For each line in the data below that holds "JSON", return a copy.

ENTRIES:
┄┄┄┄┄┄┄┄┄┄┄┄┄┄┄┄┄┄┄┄
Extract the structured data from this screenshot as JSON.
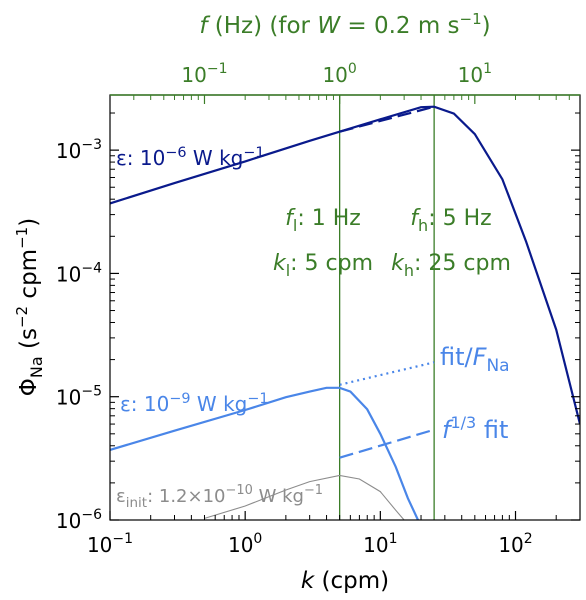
{
  "chart_data": {
    "type": "line",
    "axes": {
      "x": {
        "label_var": "k",
        "label_unit": "(cpm)",
        "scale": "log",
        "lim": [
          0.1,
          300
        ],
        "ticks": [
          {
            "value": 0.1,
            "base": "10",
            "exp": "−1"
          },
          {
            "value": 1,
            "base": "10",
            "exp": "0"
          },
          {
            "value": 10,
            "base": "10",
            "exp": "1"
          },
          {
            "value": 100,
            "base": "10",
            "exp": "2"
          }
        ]
      },
      "y": {
        "label_main": "Φ",
        "label_sub": "Na",
        "label_open": " (s",
        "label_exp1": "−2",
        "label_mid": " cpm",
        "label_exp2": "−1",
        "label_close": ")",
        "scale": "log",
        "lim": [
          1e-06,
          0.0028
        ],
        "ticks": [
          {
            "value": 1e-06,
            "base": "10",
            "exp": "−6"
          },
          {
            "value": 1e-05,
            "base": "10",
            "exp": "−5"
          },
          {
            "value": 0.0001,
            "base": "10",
            "exp": "−4"
          },
          {
            "value": 0.001,
            "base": "10",
            "exp": "−3"
          }
        ]
      },
      "top": {
        "color": "#3b7d28",
        "label_var": "f",
        "label_unit": " (Hz)  (for ",
        "label_var2": "W",
        "label_eq": " = 0.2 m s",
        "label_exp": "−1",
        "label_close": ")",
        "scale": "log",
        "lim": [
          0.02,
          60
        ],
        "ticks": [
          {
            "value": 0.1,
            "base": "10",
            "exp": "−1"
          },
          {
            "value": 1,
            "base": "10",
            "exp": "0"
          },
          {
            "value": 10,
            "base": "10",
            "exp": "1"
          }
        ]
      }
    },
    "series": [
      {
        "color": "#0a1a8c",
        "x": [
          0.1,
          0.3,
          1,
          3,
          5,
          10,
          20,
          25,
          35,
          50,
          80,
          120,
          200,
          300
        ],
        "y": [
          0.00037,
          0.00054,
          0.00081,
          0.00119,
          0.00141,
          0.00178,
          0.00223,
          0.00225,
          0.00198,
          0.00135,
          0.00058,
          0.00018,
          3.5e-05,
          6e-06
        ]
      },
      {
        "color": "#4a86e8",
        "x": [
          0.1,
          0.3,
          1,
          2,
          3,
          4,
          5,
          6,
          8,
          10,
          13,
          16,
          19,
          20
        ],
        "y": [
          3.7e-06,
          5.3e-06,
          7.8e-06,
          9.9e-06,
          1.1e-05,
          1.18e-05,
          1.18e-05,
          1.1e-05,
          7.9e-06,
          5e-06,
          2.7e-06,
          1.5e-06,
          1e-06,
          9e-07
        ]
      },
      {
        "color": "#8c8c8c",
        "x": [
          0.5,
          1,
          2,
          3,
          5,
          7,
          10,
          13,
          15
        ],
        "y": [
          1.03e-06,
          1.3e-06,
          1.75e-06,
          2.05e-06,
          2.3e-06,
          2.15e-06,
          1.7e-06,
          1.2e-06,
          1e-06
        ]
      }
    ],
    "extra_lines": [
      {
        "color": "#0a1a8c",
        "style": "dashed",
        "x": [
          5,
          25
        ],
        "y": [
          0.00141,
          0.00225
        ]
      },
      {
        "color": "#4a86e8",
        "style": "dotted",
        "x": [
          5,
          25
        ],
        "y": [
          1.25e-05,
          1.9e-05
        ]
      },
      {
        "color": "#4a86e8",
        "style": "dashed",
        "x": [
          5,
          25
        ],
        "y": [
          3.2e-06,
          5.4e-06
        ]
      }
    ],
    "vlines": [
      {
        "x": 5,
        "color": "#3b7d28"
      },
      {
        "x": 25,
        "color": "#3b7d28"
      }
    ],
    "annotations": {
      "eps_high": {
        "prefix": "ε: 10",
        "exp": "−6",
        "unit": " W kg",
        "exp2": "−1",
        "color": "#0a1a8c"
      },
      "eps_low": {
        "prefix": "ε: 10",
        "exp": "−9",
        "unit": " W kg",
        "exp2": "−1",
        "color": "#4a86e8"
      },
      "eps_init": {
        "prefix": "ε",
        "sub": "init",
        "mid": ": 1.2×10",
        "exp": "−10",
        "unit": " W kg",
        "exp2": "−1",
        "color": "#8c8c8c"
      },
      "fl": {
        "var": "f",
        "sub": "l",
        "value": ": 1 Hz"
      },
      "kl": {
        "var": "k",
        "sub": "l",
        "value": ": 5 cpm"
      },
      "fh": {
        "var": "f",
        "sub": "h",
        "value": ": 5 Hz"
      },
      "kh": {
        "var": "k",
        "sub": "h",
        "value": ": 25 cpm"
      },
      "fit_fna": {
        "pre": "fit/",
        "var": "F",
        "sub": "Na"
      },
      "f13_fit": {
        "var": "f",
        "exp": "1/3",
        "post": " fit"
      }
    }
  }
}
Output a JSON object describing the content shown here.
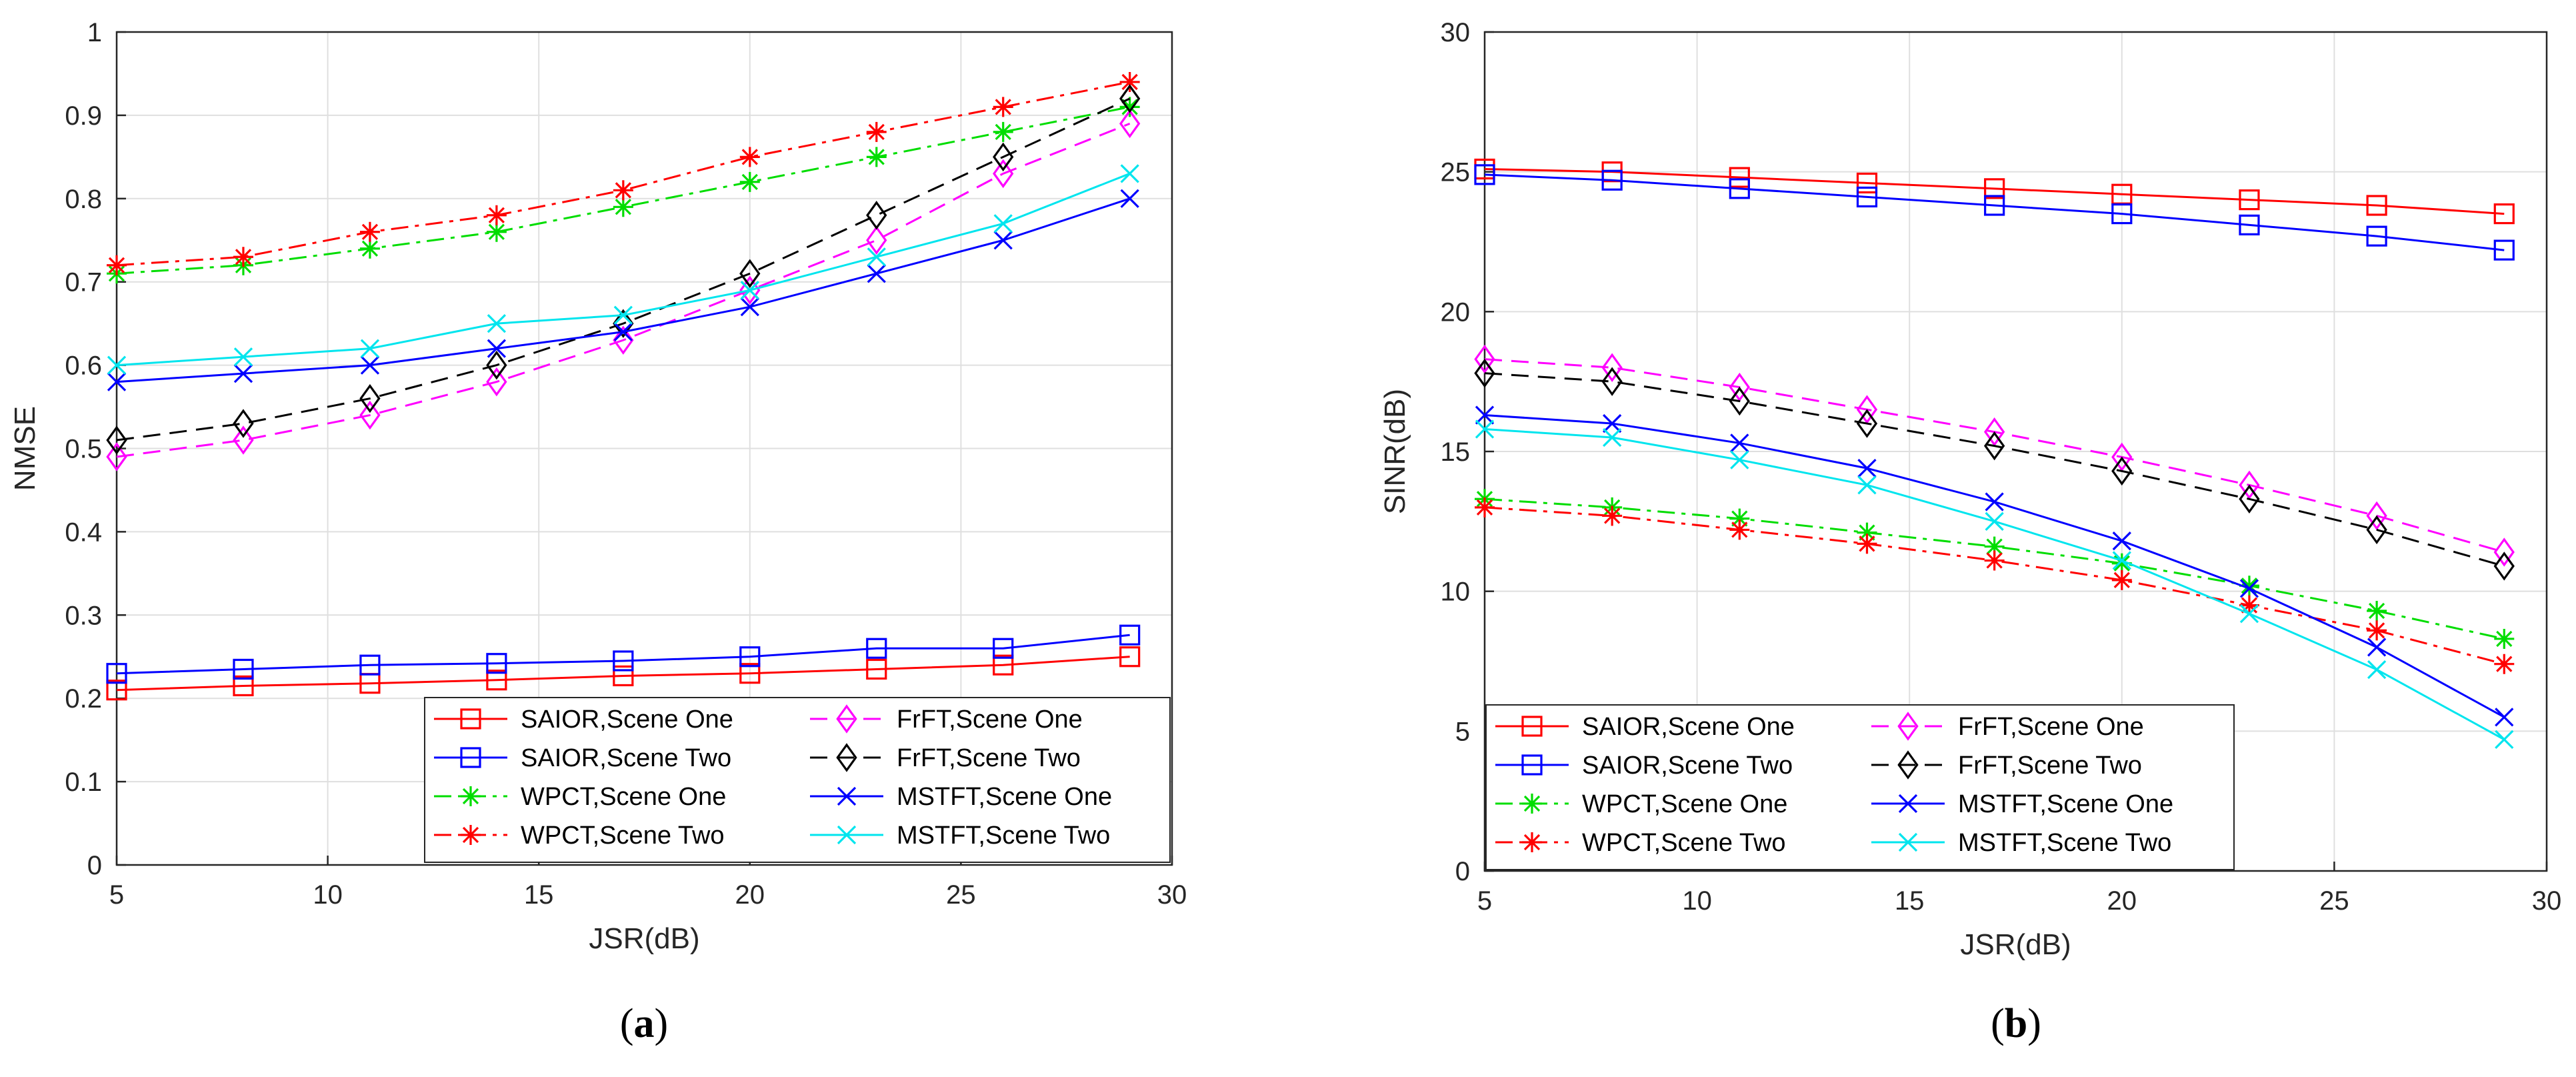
{
  "chart_data": [
    {
      "id": "a",
      "type": "line",
      "caption_open": "(",
      "caption_letter": "a",
      "caption_close": ")",
      "xlabel": "JSR(dB)",
      "ylabel": "NMSE",
      "xlim": [
        5,
        30
      ],
      "ylim": [
        0,
        1
      ],
      "xticks": [
        5,
        10,
        15,
        20,
        25,
        30
      ],
      "yticks": [
        0,
        0.1,
        0.2,
        0.3,
        0.4,
        0.5,
        0.6,
        0.7,
        0.8,
        0.9,
        1
      ],
      "ytick_labels": [
        "0",
        "0.1",
        "0.2",
        "0.3",
        "0.4",
        "0.5",
        "0.6",
        "0.7",
        "0.8",
        "0.9",
        "1"
      ],
      "grid": true,
      "legend_position": "bottom-right",
      "x": [
        5,
        8,
        11,
        14,
        17,
        20,
        23,
        26,
        29
      ],
      "series": [
        {
          "name": "SAIOR,Scene One",
          "color": "#ff0000",
          "dash": "solid",
          "marker": "square",
          "values": [
            0.21,
            0.215,
            0.218,
            0.222,
            0.227,
            0.23,
            0.235,
            0.24,
            0.25
          ]
        },
        {
          "name": "SAIOR,Scene Two",
          "color": "#0000ff",
          "dash": "solid",
          "marker": "square",
          "values": [
            0.23,
            0.235,
            0.24,
            0.242,
            0.245,
            0.25,
            0.26,
            0.26,
            0.276
          ]
        },
        {
          "name": "WPCT,Scene One",
          "color": "#00dd00",
          "dash": "dashdot",
          "marker": "asterisk",
          "values": [
            0.71,
            0.72,
            0.74,
            0.76,
            0.79,
            0.82,
            0.85,
            0.88,
            0.91
          ]
        },
        {
          "name": "WPCT,Scene Two",
          "color": "#ff0000",
          "dash": "dashdot",
          "marker": "asterisk",
          "values": [
            0.72,
            0.73,
            0.76,
            0.78,
            0.81,
            0.85,
            0.88,
            0.91,
            0.94
          ]
        },
        {
          "name": "FrFT,Scene One",
          "color": "#ff00ff",
          "dash": "dash",
          "marker": "diamond",
          "values": [
            0.49,
            0.51,
            0.54,
            0.58,
            0.63,
            0.69,
            0.75,
            0.83,
            0.89
          ]
        },
        {
          "name": "FrFT,Scene Two",
          "color": "#000000",
          "dash": "dash",
          "marker": "diamond",
          "values": [
            0.51,
            0.53,
            0.56,
            0.6,
            0.65,
            0.71,
            0.78,
            0.85,
            0.92
          ]
        },
        {
          "name": "MSTFT,Scene One",
          "color": "#0000ff",
          "dash": "solid",
          "marker": "x",
          "values": [
            0.58,
            0.59,
            0.6,
            0.62,
            0.64,
            0.67,
            0.71,
            0.75,
            0.8
          ]
        },
        {
          "name": "MSTFT,Scene Two",
          "color": "#00e5ee",
          "dash": "solid",
          "marker": "x",
          "values": [
            0.6,
            0.61,
            0.62,
            0.65,
            0.66,
            0.69,
            0.73,
            0.77,
            0.83
          ]
        }
      ]
    },
    {
      "id": "b",
      "type": "line",
      "caption_open": "(",
      "caption_letter": "b",
      "caption_close": ")",
      "xlabel": "JSR(dB)",
      "ylabel": "SINR(dB)",
      "xlim": [
        5,
        30
      ],
      "ylim": [
        0,
        30
      ],
      "xticks": [
        5,
        10,
        15,
        20,
        25,
        30
      ],
      "yticks": [
        0,
        5,
        10,
        15,
        20,
        25,
        30
      ],
      "ytick_labels": [
        "0",
        "5",
        "10",
        "15",
        "20",
        "25",
        "30"
      ],
      "grid": true,
      "legend_position": "bottom-right",
      "x": [
        5,
        8,
        11,
        14,
        17,
        20,
        23,
        26,
        29
      ],
      "series": [
        {
          "name": "SAIOR,Scene One",
          "color": "#ff0000",
          "dash": "solid",
          "marker": "square",
          "values": [
            25.1,
            25.0,
            24.8,
            24.6,
            24.4,
            24.2,
            24.0,
            23.8,
            23.5
          ]
        },
        {
          "name": "SAIOR,Scene Two",
          "color": "#0000ff",
          "dash": "solid",
          "marker": "square",
          "values": [
            24.9,
            24.7,
            24.4,
            24.1,
            23.8,
            23.5,
            23.1,
            22.7,
            22.2
          ]
        },
        {
          "name": "WPCT,Scene One",
          "color": "#00dd00",
          "dash": "dashdot",
          "marker": "asterisk",
          "values": [
            13.3,
            13.0,
            12.6,
            12.1,
            11.6,
            11.0,
            10.2,
            9.3,
            8.3
          ]
        },
        {
          "name": "WPCT,Scene Two",
          "color": "#ff0000",
          "dash": "dashdot",
          "marker": "asterisk",
          "values": [
            13.0,
            12.7,
            12.2,
            11.7,
            11.1,
            10.4,
            9.5,
            8.6,
            7.4
          ]
        },
        {
          "name": "FrFT,Scene One",
          "color": "#ff00ff",
          "dash": "dash",
          "marker": "diamond",
          "values": [
            18.3,
            18.0,
            17.3,
            16.5,
            15.7,
            14.8,
            13.8,
            12.7,
            11.4
          ]
        },
        {
          "name": "FrFT,Scene Two",
          "color": "#000000",
          "dash": "dash",
          "marker": "diamond",
          "values": [
            17.8,
            17.5,
            16.8,
            16.0,
            15.2,
            14.3,
            13.3,
            12.2,
            10.9
          ]
        },
        {
          "name": "MSTFT,Scene One",
          "color": "#0000ff",
          "dash": "solid",
          "marker": "x",
          "values": [
            16.3,
            16.0,
            15.3,
            14.4,
            13.2,
            11.8,
            10.1,
            8.0,
            5.5
          ]
        },
        {
          "name": "MSTFT,Scene Two",
          "color": "#00e5ee",
          "dash": "solid",
          "marker": "x",
          "values": [
            15.8,
            15.5,
            14.7,
            13.8,
            12.5,
            11.1,
            9.2,
            7.2,
            4.7
          ]
        }
      ]
    }
  ]
}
┄┄┄┄┄┄┄┄┄┄┄┄┄┄┄┄┄┄┄┄
SOLUTION TO THIS PROBLEM:
Extract the structured data from this screenshot as JSON.
Output a JSON object describing the content shown here.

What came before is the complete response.